Below are the records; reproduce all of them exactly but without any images.

Data records:

══════════════════════════════

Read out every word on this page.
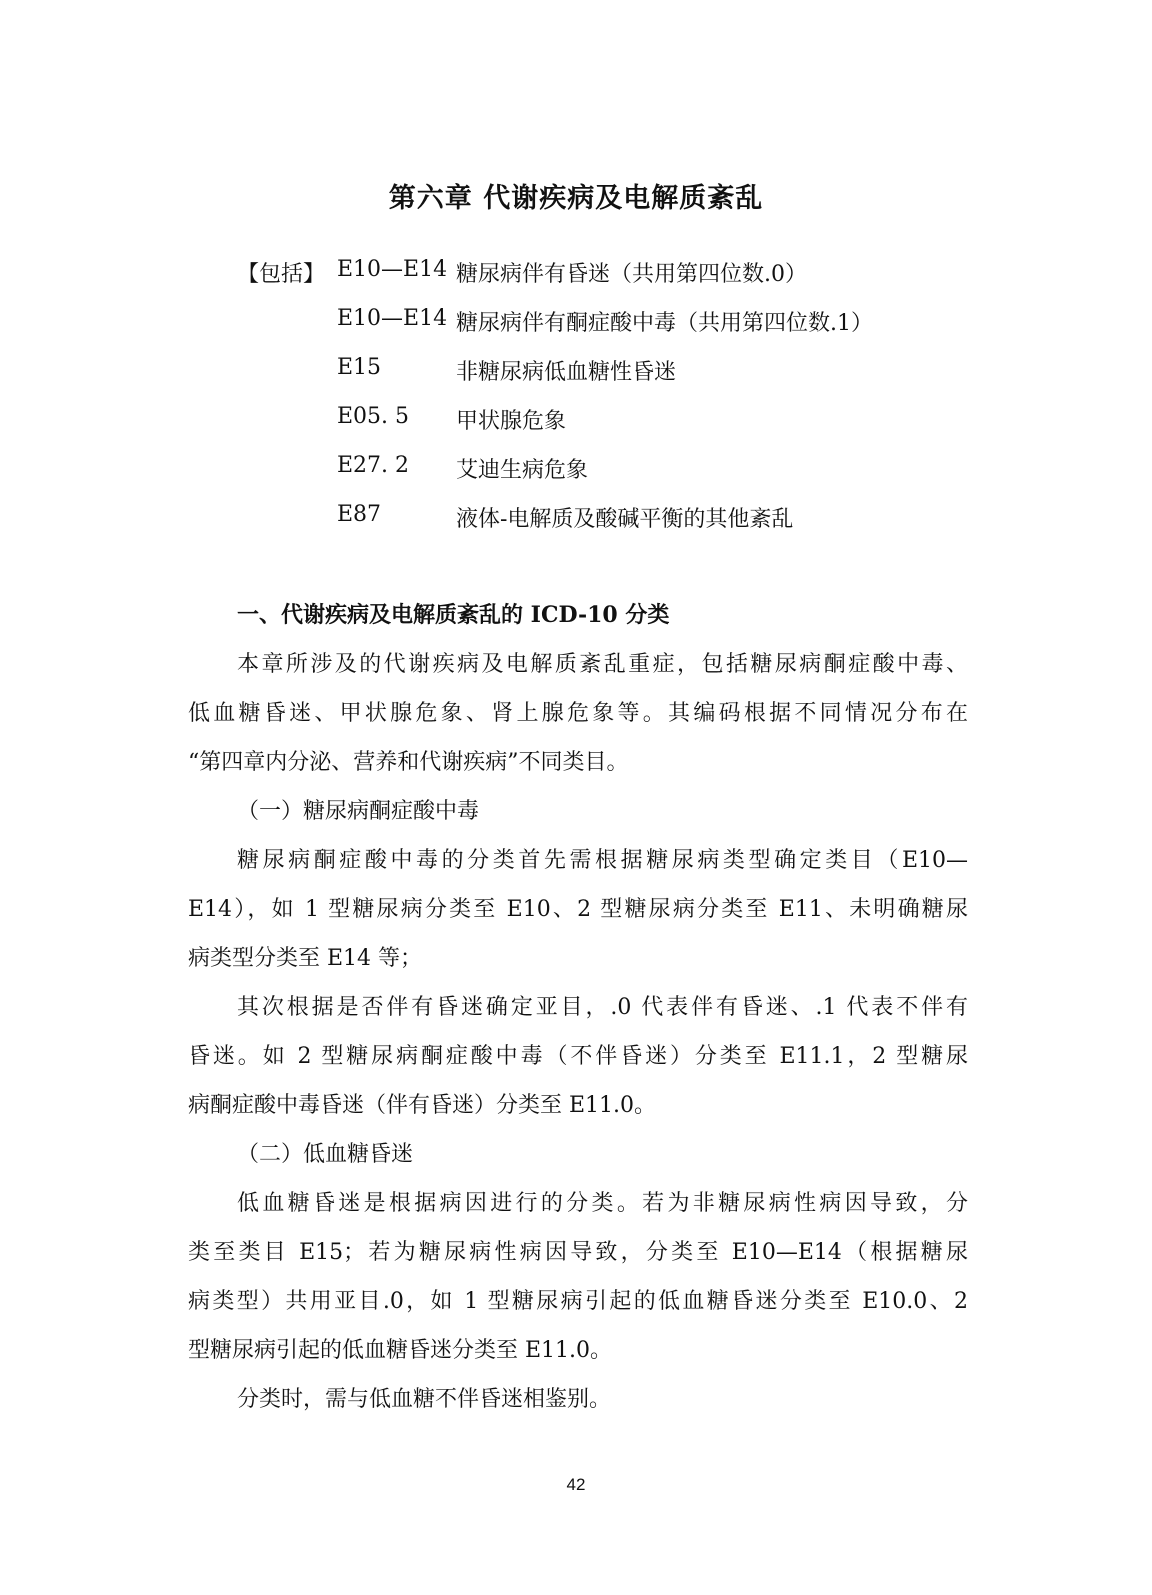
第六章 代谢疾病及电解质紊乱
【包括】 E10—E14 糖尿病伴有昏迷（共用第四位数.0）
E10—E14 糖尿病伴有酮症酸中毒（共用第四位数.1）
E15	非糖尿病低血糖性昏迷
E05. 5 甲状腺危象
E27. 2 艾迪生病危象
E87	液体-电解质及酸碱平衡的其他紊乱
一、代谢疾病及电解质紊乱的 ICD-10 分类
本章所涉及的代谢疾病及电解质紊乱重症，包括糖尿病酮症酸中毒、
低血糖昏迷、甲状腺危象、肾上腺危象等。其编码根据不同情况分布在
“第四章内分泌、营养和代谢疾病”不同类目。
（一）糖尿病酮症酸中毒
糖尿病酮症酸中毒的分类首先需根据糖尿病类型确定类目（E10—
E14），如 1 型糖尿病分类至 E10、2 型糖尿病分类至 E11、未明确糖尿
病类型分类至 E14 等；
其次根据是否伴有昏迷确定亚目，.0 代表伴有昏迷、.1 代表不伴有
昏迷。如 2 型糖尿病酮症酸中毒（不伴昏迷）分类至 E11.1，2 型糖尿
病酮症酸中毒昏迷（伴有昏迷）分类至 E11.0。
（二）低血糖昏迷
低血糖昏迷是根据病因进行的分类。若为非糖尿病性病因导致，分
类至类目 E15；若为糖尿病性病因导致，分类至 E10—E14（根据糖尿
病类型）共用亚目.0，如 1 型糖尿病引起的低血糖昏迷分类至 E10.0、2
型糖尿病引起的低血糖昏迷分类至 E11.0。
分类时，需与低血糖不伴昏迷相鉴别。
42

══════════════════════════════

Worked solution:
Read out every word on this page.
第六章 代谢疾病及电解质紊乱
【包括】 E10—E14 糖尿病伴有昏迷（共用第四位数.0）
E10—E14 糖尿病伴有酮症酸中毒（共用第四位数.1）
E15	非糖尿病低血糖性昏迷
E05. 5 甲状腺危象
E27. 2 艾迪生病危象
E87	液体-电解质及酸碱平衡的其他紊乱
一、代谢疾病及电解质紊乱的 ICD-10 分类
本章所涉及的代谢疾病及电解质紊乱重症，包括糖尿病酮症酸中毒、
低血糖昏迷、甲状腺危象、肾上腺危象等。其编码根据不同情况分布在
“第四章内分泌、营养和代谢疾病”不同类目。
（一）糖尿病酮症酸中毒
糖尿病酮症酸中毒的分类首先需根据糖尿病类型确定类目（E10—
E14），如 1 型糖尿病分类至 E10、2 型糖尿病分类至 E11、未明确糖尿
病类型分类至 E14 等；
其次根据是否伴有昏迷确定亚目，.0 代表伴有昏迷、.1 代表不伴有
昏迷。如 2 型糖尿病酮症酸中毒（不伴昏迷）分类至 E11.1，2 型糖尿
病酮症酸中毒昏迷（伴有昏迷）分类至 E11.0。
（二）低血糖昏迷
低血糖昏迷是根据病因进行的分类。若为非糖尿病性病因导致，分
类至类目 E15；若为糖尿病性病因导致，分类至 E10—E14（根据糖尿
病类型）共用亚目.0，如 1 型糖尿病引起的低血糖昏迷分类至 E10.0、2
型糖尿病引起的低血糖昏迷分类至 E11.0。
分类时，需与低血糖不伴昏迷相鉴别。
42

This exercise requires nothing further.